◆ **What is being asked**
Without the pictures, return all of the material exactly as written.
====== Data for this task
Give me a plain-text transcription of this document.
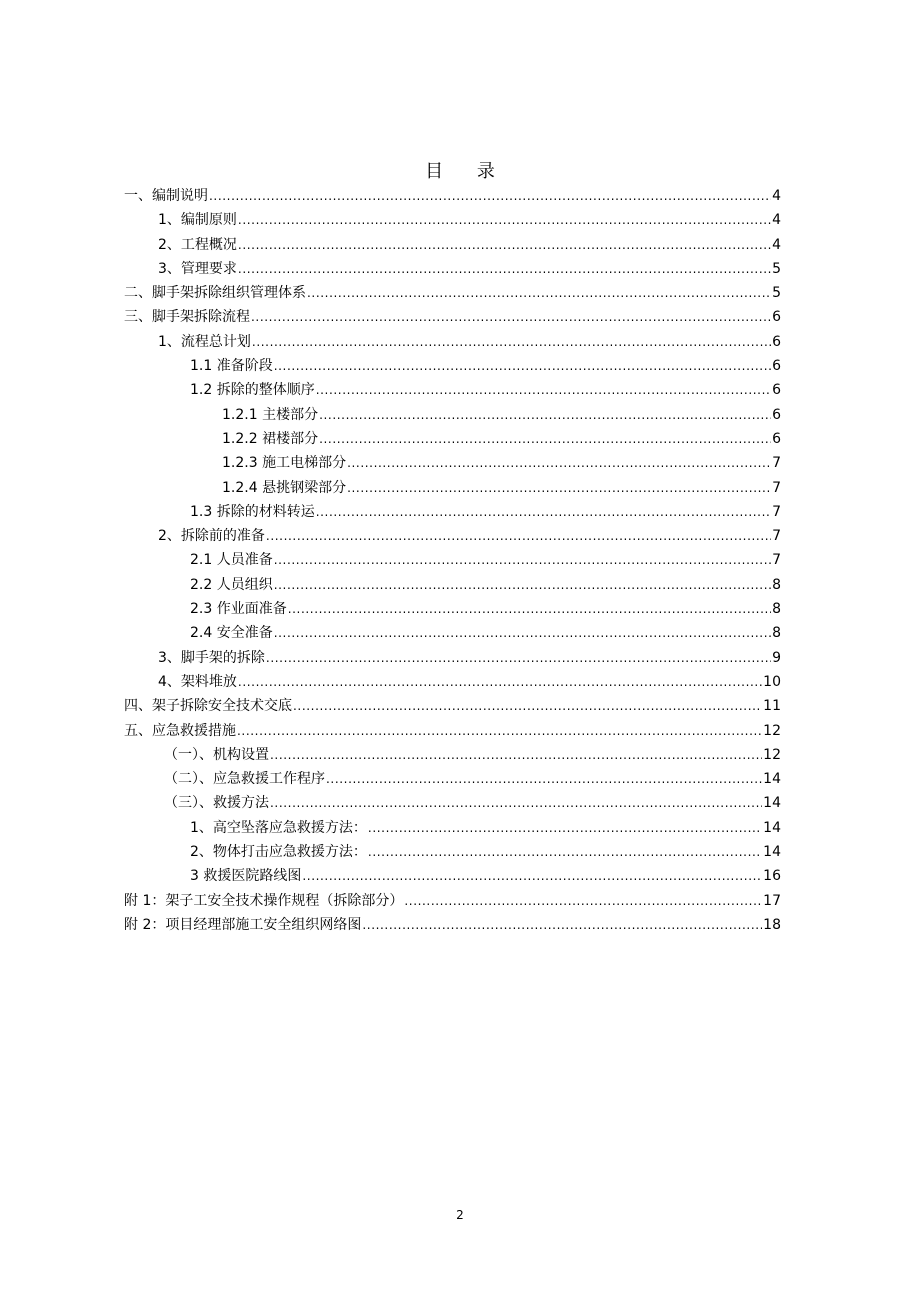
目 录
一、编制说明 .....	4
1、编制原则 .....	4
2、工程概况 .....	4
3、管理要求 .....	5
二、脚手架拆除组织管理体系 .....	5
三、脚手架拆除流程 .....	6
1、流程总计划 .....	6
1.1 准备阶段 .....	6
1.2 拆除的整体顺序 .....	6
1.2.1 主楼部分 .....	6
1.2.2 裙楼部分 .....	6
1.2.3 施工电梯部分 .....	7
1.2.4 悬挑钢梁部分 .....	7
1.3 拆除的材料转运 .....	7
2、拆除前的准备 .....	7
2.1 人员准备 .....	7
2.2 人员组织 .....	8
2.3 作业面准备 .....	8
2.4 安全准备 .....	8
3、脚手架的拆除 .....	9
4、架料堆放 .....	10
四、架子拆除安全技术交底 .....	11
五、应急救援措施 .....	12
（一）、机构设置 .....	12
（二）、应急救援工作程序 .....	14
（三）、救援方法 .....	14
1、高空坠落应急救援方法： .....	14
2、物体打击应急救援方法： .....	14
3 救援医院路线图 .....	16
附 1：架子工安全技术操作规程（拆除部分） .....	17
附 2：项目经理部施工安全组织网络图 .....	18
2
============
◆ **Written response**
Give me a plain-text transcription of this document.
目 录
一、编制说明 .....	4
1、编制原则 .....	4
2、工程概况 .....	4
3、管理要求 .....	5
二、脚手架拆除组织管理体系 .....	5
三、脚手架拆除流程 .....	6
1、流程总计划 .....	6
1.1 准备阶段 .....	6
1.2 拆除的整体顺序 .....	6
1.2.1 主楼部分 .....	6
1.2.2 裙楼部分 .....	6
1.2.3 施工电梯部分 .....	7
1.2.4 悬挑钢梁部分 .....	7
1.3 拆除的材料转运 .....	7
2、拆除前的准备 .....	7
2.1 人员准备 .....	7
2.2 人员组织 .....	8
2.3 作业面准备 .....	8
2.4 安全准备 .....	8
3、脚手架的拆除 .....	9
4、架料堆放 .....	10
四、架子拆除安全技术交底 .....	11
五、应急救援措施 .....	12
（一）、机构设置 .....	12
（二）、应急救援工作程序 .....	14
（三）、救援方法 .....	14
1、高空坠落应急救援方法： .....	14
2、物体打击应急救援方法： .....	14
3 救援医院路线图 .....	16
附 1：架子工安全技术操作规程（拆除部分） .....	17
附 2：项目经理部施工安全组织网络图 .....	18
2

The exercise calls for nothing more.